▶ **Exercise description**
Below are some entries. Work out how many of their lines hold the word "Iteration", and write that number alone.

▶ **Record excerpts**
==================================================

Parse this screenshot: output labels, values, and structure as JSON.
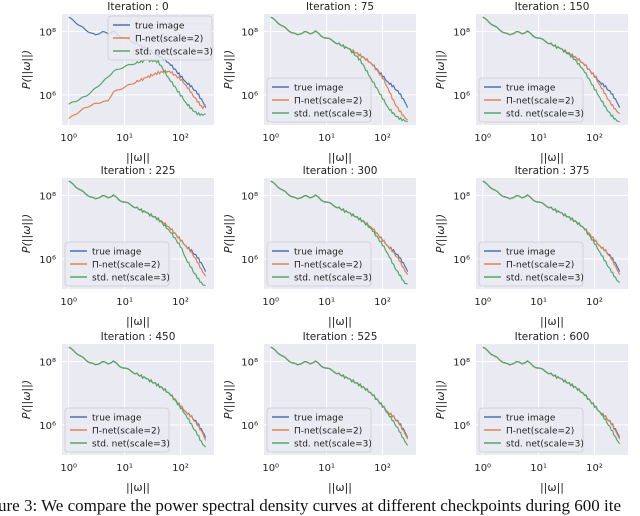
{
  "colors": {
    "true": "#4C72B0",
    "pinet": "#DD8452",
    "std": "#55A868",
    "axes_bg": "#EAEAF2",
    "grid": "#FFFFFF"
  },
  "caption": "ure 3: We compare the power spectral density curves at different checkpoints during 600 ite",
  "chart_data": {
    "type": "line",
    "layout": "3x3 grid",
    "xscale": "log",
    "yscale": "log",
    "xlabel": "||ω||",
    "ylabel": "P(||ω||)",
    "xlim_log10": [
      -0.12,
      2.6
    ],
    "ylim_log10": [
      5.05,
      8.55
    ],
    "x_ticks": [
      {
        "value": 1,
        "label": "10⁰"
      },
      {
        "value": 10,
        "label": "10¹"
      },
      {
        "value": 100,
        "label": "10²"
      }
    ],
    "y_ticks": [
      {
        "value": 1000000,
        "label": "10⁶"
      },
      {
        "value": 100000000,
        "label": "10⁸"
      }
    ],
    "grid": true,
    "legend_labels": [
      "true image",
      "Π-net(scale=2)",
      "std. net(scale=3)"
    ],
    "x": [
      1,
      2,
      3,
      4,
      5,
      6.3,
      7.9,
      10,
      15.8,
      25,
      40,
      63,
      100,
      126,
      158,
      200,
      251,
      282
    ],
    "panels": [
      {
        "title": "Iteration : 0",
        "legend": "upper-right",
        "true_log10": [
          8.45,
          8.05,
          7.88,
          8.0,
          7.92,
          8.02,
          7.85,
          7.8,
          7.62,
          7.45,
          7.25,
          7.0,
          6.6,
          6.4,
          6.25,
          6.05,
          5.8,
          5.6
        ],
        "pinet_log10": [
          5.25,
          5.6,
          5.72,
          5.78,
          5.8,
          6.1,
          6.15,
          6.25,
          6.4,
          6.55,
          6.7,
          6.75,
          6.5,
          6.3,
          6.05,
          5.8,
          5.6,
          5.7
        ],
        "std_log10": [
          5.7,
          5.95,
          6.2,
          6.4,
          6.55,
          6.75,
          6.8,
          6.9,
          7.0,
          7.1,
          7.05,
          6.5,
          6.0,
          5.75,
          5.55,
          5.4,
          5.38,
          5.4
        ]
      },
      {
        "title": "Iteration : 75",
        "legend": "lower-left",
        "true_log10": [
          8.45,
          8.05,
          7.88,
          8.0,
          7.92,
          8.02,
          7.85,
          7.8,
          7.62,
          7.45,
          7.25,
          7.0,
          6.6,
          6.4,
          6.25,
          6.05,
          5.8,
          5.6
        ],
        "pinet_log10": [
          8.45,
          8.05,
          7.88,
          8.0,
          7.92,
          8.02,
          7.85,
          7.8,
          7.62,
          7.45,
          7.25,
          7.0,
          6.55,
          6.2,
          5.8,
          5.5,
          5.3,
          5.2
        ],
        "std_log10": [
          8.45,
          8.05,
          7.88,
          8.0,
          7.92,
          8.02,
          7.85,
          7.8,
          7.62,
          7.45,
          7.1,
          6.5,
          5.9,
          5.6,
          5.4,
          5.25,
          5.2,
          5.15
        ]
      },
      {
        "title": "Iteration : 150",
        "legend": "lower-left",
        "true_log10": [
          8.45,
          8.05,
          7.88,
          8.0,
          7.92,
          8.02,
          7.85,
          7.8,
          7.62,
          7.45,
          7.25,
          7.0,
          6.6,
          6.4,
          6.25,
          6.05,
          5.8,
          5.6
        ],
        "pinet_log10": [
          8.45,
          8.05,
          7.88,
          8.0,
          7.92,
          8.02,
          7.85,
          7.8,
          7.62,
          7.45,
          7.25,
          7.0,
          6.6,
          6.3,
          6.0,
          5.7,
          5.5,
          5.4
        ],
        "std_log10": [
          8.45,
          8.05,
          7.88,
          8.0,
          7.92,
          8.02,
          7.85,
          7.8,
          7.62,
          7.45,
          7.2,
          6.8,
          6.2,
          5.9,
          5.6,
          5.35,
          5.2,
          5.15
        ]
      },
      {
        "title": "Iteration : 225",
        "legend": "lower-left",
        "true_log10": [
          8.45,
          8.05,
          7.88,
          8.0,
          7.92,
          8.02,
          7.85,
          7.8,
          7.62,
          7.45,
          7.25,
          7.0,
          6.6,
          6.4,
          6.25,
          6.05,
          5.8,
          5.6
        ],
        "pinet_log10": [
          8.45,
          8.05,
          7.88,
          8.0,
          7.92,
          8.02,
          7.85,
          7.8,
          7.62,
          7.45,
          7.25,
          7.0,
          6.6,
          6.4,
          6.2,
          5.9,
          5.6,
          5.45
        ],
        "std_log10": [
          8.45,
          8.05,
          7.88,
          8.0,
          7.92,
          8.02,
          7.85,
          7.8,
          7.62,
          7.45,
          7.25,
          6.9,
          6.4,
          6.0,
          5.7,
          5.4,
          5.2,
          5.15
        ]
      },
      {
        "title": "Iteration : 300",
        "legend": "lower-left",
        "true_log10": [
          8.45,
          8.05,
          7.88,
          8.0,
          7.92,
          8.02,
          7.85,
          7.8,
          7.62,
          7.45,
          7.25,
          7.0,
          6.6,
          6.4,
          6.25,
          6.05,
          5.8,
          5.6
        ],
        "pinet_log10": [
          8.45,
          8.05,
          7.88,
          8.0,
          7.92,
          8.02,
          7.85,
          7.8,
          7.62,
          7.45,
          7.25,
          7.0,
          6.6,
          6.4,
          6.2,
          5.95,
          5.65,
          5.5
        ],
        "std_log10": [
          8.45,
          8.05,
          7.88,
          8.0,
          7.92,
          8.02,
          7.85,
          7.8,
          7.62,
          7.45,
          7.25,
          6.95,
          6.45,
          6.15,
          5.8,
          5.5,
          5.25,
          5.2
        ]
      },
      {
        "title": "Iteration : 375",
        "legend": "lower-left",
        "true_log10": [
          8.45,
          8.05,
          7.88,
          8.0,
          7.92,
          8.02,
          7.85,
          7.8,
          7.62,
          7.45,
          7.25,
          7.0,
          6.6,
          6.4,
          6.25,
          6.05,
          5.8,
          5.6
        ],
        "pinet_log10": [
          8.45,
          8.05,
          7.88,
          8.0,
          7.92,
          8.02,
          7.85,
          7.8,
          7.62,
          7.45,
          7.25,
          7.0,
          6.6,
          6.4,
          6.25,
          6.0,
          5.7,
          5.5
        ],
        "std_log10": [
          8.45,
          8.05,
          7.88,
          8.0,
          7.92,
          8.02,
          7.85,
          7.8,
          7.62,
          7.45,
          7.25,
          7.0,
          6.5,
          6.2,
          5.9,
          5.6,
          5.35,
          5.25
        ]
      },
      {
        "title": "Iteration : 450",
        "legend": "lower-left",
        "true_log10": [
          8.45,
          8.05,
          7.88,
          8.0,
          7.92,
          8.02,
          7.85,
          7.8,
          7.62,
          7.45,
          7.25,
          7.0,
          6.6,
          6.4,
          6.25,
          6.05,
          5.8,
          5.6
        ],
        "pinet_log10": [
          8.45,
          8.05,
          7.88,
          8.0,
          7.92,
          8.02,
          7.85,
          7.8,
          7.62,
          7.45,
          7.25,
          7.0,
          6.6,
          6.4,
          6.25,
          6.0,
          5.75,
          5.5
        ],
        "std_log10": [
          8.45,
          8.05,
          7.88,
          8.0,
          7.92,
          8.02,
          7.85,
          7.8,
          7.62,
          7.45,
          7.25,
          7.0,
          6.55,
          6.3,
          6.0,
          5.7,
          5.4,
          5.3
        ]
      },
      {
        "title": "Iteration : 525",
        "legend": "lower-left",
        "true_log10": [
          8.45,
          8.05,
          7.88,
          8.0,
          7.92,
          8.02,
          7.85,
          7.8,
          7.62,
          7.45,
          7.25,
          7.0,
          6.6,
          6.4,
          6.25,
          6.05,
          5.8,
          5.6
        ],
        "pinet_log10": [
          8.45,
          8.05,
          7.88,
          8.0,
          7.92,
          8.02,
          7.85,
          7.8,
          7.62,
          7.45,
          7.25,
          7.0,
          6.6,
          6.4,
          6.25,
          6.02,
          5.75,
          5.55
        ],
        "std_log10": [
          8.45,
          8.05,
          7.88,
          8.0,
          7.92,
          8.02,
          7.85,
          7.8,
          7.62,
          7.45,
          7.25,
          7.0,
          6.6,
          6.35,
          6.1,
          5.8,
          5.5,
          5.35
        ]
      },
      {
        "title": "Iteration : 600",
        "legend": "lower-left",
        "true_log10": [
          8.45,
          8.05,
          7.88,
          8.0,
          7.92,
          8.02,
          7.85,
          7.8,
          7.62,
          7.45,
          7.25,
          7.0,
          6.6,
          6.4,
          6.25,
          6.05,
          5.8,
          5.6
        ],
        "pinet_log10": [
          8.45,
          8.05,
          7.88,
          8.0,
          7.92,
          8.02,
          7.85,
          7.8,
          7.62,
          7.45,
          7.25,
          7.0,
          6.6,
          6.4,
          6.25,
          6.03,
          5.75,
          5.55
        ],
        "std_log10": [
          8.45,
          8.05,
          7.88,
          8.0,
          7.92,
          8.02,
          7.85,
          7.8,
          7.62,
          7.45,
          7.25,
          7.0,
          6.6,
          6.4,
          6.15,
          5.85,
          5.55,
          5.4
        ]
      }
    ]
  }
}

==================================================

▶ **Exercise output**
9